* _REQUIREMENTS_: Give the count of lines in the data that include the string "object", with no added remarks.

━━━━━ SUPPLIED MATERIAL

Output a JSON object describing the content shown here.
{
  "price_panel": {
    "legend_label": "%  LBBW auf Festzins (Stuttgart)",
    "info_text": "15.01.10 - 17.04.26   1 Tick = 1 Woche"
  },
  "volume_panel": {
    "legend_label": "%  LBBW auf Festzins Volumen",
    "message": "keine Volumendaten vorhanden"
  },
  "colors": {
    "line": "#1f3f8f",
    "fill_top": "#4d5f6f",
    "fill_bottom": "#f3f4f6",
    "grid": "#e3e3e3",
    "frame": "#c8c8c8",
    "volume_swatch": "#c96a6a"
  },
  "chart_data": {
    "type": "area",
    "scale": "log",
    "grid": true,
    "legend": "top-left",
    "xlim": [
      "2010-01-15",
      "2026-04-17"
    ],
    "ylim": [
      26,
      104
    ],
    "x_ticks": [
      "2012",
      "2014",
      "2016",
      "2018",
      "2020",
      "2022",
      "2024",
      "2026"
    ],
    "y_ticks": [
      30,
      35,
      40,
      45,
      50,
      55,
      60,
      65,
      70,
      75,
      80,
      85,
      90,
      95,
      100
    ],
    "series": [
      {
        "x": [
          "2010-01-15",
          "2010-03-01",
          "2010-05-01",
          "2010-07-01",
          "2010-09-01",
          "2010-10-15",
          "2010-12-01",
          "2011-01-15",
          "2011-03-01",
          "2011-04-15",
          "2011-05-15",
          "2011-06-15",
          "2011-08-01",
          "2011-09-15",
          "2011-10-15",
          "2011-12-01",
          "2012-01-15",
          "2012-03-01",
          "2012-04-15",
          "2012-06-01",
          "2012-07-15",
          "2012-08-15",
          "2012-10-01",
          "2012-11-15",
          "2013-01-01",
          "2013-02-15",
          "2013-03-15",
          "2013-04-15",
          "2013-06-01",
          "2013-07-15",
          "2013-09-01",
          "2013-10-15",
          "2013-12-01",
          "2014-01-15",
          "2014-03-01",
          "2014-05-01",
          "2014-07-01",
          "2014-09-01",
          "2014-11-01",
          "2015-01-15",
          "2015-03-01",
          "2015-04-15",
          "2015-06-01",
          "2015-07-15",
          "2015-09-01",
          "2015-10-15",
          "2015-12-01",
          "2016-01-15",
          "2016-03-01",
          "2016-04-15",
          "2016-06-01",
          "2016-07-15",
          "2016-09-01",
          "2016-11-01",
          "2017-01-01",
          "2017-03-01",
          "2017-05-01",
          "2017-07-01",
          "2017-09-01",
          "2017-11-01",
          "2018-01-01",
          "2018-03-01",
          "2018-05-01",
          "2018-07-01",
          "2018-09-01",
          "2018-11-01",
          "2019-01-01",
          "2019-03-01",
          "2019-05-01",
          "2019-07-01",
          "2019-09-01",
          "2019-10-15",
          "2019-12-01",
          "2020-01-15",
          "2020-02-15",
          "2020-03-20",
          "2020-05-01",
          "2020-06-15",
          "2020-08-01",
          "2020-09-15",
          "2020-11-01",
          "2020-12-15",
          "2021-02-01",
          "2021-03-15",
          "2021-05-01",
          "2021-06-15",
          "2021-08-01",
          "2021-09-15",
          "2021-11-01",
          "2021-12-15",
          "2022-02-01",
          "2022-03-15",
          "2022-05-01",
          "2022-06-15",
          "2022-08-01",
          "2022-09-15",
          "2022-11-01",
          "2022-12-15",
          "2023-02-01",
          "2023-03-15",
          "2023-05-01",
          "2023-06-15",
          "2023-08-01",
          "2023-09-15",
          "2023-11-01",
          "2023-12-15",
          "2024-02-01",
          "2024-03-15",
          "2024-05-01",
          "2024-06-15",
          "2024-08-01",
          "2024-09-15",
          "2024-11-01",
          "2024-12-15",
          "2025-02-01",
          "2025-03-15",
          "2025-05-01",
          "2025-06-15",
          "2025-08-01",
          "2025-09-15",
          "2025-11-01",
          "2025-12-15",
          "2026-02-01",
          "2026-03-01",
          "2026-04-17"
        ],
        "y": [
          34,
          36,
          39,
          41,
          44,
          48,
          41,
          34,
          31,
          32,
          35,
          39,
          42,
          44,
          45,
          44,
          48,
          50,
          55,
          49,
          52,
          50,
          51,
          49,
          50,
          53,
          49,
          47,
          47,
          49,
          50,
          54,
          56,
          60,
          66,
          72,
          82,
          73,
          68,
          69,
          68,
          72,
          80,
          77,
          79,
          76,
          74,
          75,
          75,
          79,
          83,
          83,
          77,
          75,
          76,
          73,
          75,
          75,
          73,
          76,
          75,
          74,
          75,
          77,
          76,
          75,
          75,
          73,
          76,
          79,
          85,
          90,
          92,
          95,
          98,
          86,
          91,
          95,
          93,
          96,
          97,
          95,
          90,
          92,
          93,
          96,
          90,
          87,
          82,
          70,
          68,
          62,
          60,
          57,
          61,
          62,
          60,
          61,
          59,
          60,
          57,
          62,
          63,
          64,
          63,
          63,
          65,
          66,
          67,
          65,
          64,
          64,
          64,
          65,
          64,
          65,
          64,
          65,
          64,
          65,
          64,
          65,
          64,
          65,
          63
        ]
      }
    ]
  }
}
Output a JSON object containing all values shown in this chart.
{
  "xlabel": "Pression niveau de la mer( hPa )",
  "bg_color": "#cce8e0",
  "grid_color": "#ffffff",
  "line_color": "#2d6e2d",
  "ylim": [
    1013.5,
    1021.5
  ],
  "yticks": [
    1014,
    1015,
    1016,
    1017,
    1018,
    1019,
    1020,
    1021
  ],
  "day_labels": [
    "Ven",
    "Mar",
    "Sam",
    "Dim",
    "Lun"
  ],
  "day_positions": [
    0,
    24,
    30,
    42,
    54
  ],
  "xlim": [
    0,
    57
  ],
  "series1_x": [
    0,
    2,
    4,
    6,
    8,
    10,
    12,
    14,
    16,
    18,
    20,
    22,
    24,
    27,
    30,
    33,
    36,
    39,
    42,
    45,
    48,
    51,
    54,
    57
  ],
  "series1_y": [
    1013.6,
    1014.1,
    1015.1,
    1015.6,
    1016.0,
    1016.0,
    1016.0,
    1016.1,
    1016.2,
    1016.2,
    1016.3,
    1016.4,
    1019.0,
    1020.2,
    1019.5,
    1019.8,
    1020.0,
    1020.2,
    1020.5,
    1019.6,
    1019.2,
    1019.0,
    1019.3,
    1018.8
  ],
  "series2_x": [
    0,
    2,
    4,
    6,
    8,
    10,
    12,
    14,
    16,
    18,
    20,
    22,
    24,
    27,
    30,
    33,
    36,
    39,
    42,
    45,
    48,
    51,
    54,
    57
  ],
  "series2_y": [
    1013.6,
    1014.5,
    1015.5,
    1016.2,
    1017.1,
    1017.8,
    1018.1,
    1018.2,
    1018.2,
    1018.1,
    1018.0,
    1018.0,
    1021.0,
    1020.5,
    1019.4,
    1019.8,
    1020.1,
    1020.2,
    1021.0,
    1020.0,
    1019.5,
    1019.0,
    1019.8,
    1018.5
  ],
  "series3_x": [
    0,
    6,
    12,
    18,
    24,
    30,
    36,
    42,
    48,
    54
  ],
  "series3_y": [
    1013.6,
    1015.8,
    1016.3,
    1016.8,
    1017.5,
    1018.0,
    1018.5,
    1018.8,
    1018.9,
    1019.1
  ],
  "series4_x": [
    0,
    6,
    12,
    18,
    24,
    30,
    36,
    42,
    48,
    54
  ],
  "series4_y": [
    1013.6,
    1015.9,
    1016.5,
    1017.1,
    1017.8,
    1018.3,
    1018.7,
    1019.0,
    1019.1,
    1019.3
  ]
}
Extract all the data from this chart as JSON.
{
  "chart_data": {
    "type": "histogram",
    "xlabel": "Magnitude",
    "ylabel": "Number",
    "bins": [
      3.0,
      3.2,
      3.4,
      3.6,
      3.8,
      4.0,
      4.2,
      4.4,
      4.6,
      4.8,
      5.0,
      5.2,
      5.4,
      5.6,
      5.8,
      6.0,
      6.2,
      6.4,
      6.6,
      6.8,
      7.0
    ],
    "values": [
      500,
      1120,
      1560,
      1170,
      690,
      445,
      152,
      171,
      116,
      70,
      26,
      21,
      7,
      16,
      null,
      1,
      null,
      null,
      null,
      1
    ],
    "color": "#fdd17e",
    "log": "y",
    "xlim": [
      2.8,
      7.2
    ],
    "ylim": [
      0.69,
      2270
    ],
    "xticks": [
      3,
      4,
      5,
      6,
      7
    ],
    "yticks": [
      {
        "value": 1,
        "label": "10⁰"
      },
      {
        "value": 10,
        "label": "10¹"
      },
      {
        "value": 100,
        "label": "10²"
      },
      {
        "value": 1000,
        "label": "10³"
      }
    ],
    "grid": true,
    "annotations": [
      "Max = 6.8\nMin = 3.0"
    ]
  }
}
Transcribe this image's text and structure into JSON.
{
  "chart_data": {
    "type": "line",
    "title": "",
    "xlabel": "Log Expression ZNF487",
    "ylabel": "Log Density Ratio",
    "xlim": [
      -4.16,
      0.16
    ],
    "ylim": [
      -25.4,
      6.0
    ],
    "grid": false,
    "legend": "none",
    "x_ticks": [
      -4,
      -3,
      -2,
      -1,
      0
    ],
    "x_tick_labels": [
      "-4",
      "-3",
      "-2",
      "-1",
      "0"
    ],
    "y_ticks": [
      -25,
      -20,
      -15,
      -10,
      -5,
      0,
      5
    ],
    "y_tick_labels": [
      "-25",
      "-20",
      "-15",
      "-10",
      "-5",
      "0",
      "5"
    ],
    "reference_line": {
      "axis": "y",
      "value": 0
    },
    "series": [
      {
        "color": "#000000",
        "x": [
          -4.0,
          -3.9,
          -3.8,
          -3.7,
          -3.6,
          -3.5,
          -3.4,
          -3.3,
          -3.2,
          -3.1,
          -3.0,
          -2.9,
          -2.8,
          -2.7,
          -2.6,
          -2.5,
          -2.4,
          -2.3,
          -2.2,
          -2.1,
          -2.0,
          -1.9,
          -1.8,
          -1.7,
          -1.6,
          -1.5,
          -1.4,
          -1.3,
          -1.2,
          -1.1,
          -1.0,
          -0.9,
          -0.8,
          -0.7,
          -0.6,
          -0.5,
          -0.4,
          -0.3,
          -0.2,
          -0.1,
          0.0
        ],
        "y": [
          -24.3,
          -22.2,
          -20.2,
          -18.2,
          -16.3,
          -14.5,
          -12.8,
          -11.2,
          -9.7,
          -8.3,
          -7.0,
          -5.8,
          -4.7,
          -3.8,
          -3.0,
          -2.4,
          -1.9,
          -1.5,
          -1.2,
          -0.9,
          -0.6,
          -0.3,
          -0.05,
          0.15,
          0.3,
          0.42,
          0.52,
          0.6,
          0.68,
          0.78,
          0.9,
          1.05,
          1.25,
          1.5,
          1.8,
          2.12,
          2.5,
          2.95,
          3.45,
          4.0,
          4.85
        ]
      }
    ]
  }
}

━━━━━━━━━━

* _WORKED SOLUTION_: 2